-- Start DATA TO PROCESS --

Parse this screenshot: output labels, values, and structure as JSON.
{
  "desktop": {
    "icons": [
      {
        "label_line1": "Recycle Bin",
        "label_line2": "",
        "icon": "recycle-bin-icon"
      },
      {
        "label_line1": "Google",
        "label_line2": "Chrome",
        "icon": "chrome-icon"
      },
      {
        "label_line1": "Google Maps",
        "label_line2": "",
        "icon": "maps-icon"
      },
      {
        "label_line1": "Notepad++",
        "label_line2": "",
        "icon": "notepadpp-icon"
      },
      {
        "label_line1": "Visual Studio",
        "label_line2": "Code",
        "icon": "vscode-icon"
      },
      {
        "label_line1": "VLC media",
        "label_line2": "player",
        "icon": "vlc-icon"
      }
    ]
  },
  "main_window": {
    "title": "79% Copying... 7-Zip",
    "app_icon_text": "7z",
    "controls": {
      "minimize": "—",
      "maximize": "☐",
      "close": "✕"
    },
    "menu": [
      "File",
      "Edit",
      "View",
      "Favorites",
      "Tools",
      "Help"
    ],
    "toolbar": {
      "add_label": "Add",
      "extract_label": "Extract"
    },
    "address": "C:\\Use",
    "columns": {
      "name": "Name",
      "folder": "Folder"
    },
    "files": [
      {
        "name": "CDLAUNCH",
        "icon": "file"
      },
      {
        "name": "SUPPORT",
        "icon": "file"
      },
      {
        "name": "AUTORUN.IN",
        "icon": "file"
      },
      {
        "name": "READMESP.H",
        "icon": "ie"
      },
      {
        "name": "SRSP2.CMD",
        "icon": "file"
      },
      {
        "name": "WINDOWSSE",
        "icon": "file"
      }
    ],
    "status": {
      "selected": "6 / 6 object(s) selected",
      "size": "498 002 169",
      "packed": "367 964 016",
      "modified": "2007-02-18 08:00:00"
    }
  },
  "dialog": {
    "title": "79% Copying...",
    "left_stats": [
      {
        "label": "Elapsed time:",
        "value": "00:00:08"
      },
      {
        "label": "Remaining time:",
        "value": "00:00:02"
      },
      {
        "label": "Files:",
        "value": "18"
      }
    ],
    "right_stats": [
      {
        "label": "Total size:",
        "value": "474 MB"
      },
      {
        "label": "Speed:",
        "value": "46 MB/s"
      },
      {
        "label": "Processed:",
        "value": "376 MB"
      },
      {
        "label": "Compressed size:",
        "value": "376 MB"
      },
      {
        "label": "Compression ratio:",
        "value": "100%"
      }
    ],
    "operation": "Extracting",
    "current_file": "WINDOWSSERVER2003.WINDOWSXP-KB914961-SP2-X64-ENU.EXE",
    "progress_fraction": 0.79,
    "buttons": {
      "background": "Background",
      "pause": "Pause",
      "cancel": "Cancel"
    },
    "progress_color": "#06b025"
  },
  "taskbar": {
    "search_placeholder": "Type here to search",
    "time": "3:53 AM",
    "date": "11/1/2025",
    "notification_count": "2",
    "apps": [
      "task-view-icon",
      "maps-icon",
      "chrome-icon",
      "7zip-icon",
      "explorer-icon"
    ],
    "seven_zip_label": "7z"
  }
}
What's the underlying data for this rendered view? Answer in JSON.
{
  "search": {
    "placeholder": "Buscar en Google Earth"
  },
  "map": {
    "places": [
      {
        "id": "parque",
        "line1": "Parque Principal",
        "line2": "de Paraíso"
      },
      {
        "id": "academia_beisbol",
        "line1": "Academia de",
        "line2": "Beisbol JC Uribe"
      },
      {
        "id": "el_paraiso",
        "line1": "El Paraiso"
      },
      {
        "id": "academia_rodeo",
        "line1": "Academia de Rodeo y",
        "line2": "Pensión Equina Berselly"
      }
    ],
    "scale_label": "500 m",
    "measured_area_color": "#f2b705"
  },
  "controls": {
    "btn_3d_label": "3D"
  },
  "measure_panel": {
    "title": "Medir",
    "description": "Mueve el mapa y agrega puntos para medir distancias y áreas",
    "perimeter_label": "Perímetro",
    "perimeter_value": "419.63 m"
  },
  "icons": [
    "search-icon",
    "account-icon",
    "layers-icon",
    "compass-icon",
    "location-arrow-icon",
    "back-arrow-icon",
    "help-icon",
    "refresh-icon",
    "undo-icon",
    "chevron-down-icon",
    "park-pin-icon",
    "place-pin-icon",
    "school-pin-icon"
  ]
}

-- End DATA TO PROCESS --

# EXERCISE
Retype the data exactly as given.

# OUTPUT FOR THIS EXERCISE
Parse this screenshot: output labels, values, and structure as JSON.
{
  "desktop": {
    "icons": [
      {
        "label_line1": "Recycle Bin",
        "label_line2": "",
        "icon": "recycle-bin-icon"
      },
      {
        "label_line1": "Google",
        "label_line2": "Chrome",
        "icon": "chrome-icon"
      },
      {
        "label_line1": "Google Maps",
        "label_line2": "",
        "icon": "maps-icon"
      },
      {
        "label_line1": "Notepad++",
        "label_line2": "",
        "icon": "notepadpp-icon"
      },
      {
        "label_line1": "Visual Studio",
        "label_line2": "Code",
        "icon": "vscode-icon"
      },
      {
        "label_line1": "VLC media",
        "label_line2": "player",
        "icon": "vlc-icon"
      }
    ]
  },
  "main_window": {
    "title": "79% Copying... 7-Zip",
    "app_icon_text": "7z",
    "controls": {
      "minimize": "—",
      "maximize": "☐",
      "close": "✕"
    },
    "menu": [
      "File",
      "Edit",
      "View",
      "Favorites",
      "Tools",
      "Help"
    ],
    "toolbar": {
      "add_label": "Add",
      "extract_label": "Extract"
    },
    "address": "C:\\Use",
    "columns": {
      "name": "Name",
      "folder": "Folder"
    },
    "files": [
      {
        "name": "CDLAUNCH",
        "icon": "file"
      },
      {
        "name": "SUPPORT",
        "icon": "file"
      },
      {
        "name": "AUTORUN.IN",
        "icon": "file"
      },
      {
        "name": "READMESP.H",
        "icon": "ie"
      },
      {
        "name": "SRSP2.CMD",
        "icon": "file"
      },
      {
        "name": "WINDOWSSE",
        "icon": "file"
      }
    ],
    "status": {
      "selected": "6 / 6 object(s) selected",
      "size": "498 002 169",
      "packed": "367 964 016",
      "modified": "2007-02-18 08:00:00"
    }
  },
  "dialog": {
    "title": "79% Copying...",
    "left_stats": [
      {
        "label": "Elapsed time:",
        "value": "00:00:08"
      },
      {
        "label": "Remaining time:",
        "value": "00:00:02"
      },
      {
        "label": "Files:",
        "value": "18"
      }
    ],
    "right_stats": [
      {
        "label": "Total size:",
        "value": "474 MB"
      },
      {
        "label": "Speed:",
        "value": "46 MB/s"
      },
      {
        "label": "Processed:",
        "value": "376 MB"
      },
      {
        "label": "Compressed size:",
        "value": "376 MB"
      },
      {
        "label": "Compression ratio:",
        "value": "100%"
      }
    ],
    "operation": "Extracting",
    "current_file": "WINDOWSSERVER2003.WINDOWSXP-KB914961-SP2-X64-ENU.EXE",
    "progress_fraction": 0.79,
    "buttons": {
      "background": "Background",
      "pause": "Pause",
      "cancel": "Cancel"
    },
    "progress_color": "#06b025"
  },
  "taskbar": {
    "search_placeholder": "Type here to search",
    "time": "3:53 AM",
    "date": "11/1/2025",
    "notification_count": "2",
    "apps": [
      "task-view-icon",
      "maps-icon",
      "chrome-icon",
      "7zip-icon",
      "explorer-icon"
    ],
    "seven_zip_label": "7z"
  }
}
What's the underlying data for this rendered view? Answer in JSON.
{
  "search": {
    "placeholder": "Buscar en Google Earth"
  },
  "map": {
    "places": [
      {
        "id": "parque",
        "line1": "Parque Principal",
        "line2": "de Paraíso"
      },
      {
        "id": "academia_beisbol",
        "line1": "Academia de",
        "line2": "Beisbol JC Uribe"
      },
      {
        "id": "el_paraiso",
        "line1": "El Paraiso"
      },
      {
        "id": "academia_rodeo",
        "line1": "Academia de Rodeo y",
        "line2": "Pensión Equina Berselly"
      }
    ],
    "scale_label": "500 m",
    "measured_area_color": "#f2b705"
  },
  "controls": {
    "btn_3d_label": "3D"
  },
  "measure_panel": {
    "title": "Medir",
    "description": "Mueve el mapa y agrega puntos para medir distancias y áreas",
    "perimeter_label": "Perímetro",
    "perimeter_value": "419.63 m"
  },
  "icons": [
    "search-icon",
    "account-icon",
    "layers-icon",
    "compass-icon",
    "location-arrow-icon",
    "back-arrow-icon",
    "help-icon",
    "refresh-icon",
    "undo-icon",
    "chevron-down-icon",
    "park-pin-icon",
    "place-pin-icon",
    "school-pin-icon"
  ]
}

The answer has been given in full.